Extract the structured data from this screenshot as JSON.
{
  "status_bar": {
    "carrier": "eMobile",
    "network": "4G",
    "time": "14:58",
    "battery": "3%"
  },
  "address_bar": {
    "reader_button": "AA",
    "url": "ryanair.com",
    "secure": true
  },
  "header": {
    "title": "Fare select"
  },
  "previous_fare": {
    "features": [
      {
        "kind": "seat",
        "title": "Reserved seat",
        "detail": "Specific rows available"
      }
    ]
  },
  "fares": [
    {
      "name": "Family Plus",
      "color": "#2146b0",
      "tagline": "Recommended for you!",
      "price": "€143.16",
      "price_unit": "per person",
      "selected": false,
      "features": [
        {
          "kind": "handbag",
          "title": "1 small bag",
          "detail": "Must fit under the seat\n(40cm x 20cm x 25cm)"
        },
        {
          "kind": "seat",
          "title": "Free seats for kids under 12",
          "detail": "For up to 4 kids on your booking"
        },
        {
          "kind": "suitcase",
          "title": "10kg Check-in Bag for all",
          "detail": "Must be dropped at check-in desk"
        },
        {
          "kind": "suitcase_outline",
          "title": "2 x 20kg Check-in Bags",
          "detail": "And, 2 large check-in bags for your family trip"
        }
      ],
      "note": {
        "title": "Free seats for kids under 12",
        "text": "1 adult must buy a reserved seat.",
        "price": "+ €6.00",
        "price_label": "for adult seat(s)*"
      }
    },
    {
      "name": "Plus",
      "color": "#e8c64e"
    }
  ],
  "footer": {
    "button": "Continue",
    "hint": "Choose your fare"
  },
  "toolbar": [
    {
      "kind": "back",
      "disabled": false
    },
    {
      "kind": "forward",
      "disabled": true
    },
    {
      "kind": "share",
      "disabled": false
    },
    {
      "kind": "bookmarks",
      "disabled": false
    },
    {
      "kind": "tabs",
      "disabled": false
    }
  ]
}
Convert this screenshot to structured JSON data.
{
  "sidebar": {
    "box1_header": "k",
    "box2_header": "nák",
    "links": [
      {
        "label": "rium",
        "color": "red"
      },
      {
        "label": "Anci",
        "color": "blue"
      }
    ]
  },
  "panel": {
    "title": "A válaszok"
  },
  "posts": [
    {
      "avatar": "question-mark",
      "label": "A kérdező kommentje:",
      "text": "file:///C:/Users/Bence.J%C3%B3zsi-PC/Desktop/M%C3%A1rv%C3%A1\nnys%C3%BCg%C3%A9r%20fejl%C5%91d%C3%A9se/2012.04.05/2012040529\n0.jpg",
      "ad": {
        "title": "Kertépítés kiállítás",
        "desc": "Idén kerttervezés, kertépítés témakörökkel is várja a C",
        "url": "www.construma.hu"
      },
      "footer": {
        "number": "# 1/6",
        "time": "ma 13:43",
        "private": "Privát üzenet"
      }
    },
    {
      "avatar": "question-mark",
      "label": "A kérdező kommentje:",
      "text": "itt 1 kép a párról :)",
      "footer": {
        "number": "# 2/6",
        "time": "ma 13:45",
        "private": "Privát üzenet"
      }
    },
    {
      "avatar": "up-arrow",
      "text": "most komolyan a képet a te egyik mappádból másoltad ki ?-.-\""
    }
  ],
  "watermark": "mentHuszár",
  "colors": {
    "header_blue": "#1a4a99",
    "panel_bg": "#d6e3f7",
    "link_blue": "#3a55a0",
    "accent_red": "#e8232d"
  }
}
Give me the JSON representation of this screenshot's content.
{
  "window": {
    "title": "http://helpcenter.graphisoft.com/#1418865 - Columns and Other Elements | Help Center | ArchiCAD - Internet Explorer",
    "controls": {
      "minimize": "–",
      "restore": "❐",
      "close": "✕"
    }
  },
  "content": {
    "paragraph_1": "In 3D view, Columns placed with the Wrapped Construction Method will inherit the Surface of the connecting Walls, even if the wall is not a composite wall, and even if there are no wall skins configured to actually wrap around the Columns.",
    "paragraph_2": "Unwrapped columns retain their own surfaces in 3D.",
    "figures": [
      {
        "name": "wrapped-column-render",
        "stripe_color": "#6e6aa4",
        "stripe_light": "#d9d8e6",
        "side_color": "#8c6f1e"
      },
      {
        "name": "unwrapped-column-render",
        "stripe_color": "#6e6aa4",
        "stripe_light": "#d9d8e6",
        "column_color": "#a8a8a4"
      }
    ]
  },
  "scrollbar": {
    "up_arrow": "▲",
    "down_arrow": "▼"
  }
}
________________
Exercise aim:
Return every line of the preceding records in which the word "kids" appears.

Exercise response:
          "title": "Free seats for kids under 12",
          "detail": "For up to 4 kids on your booking"
        "title": "Free seats for kids under 12",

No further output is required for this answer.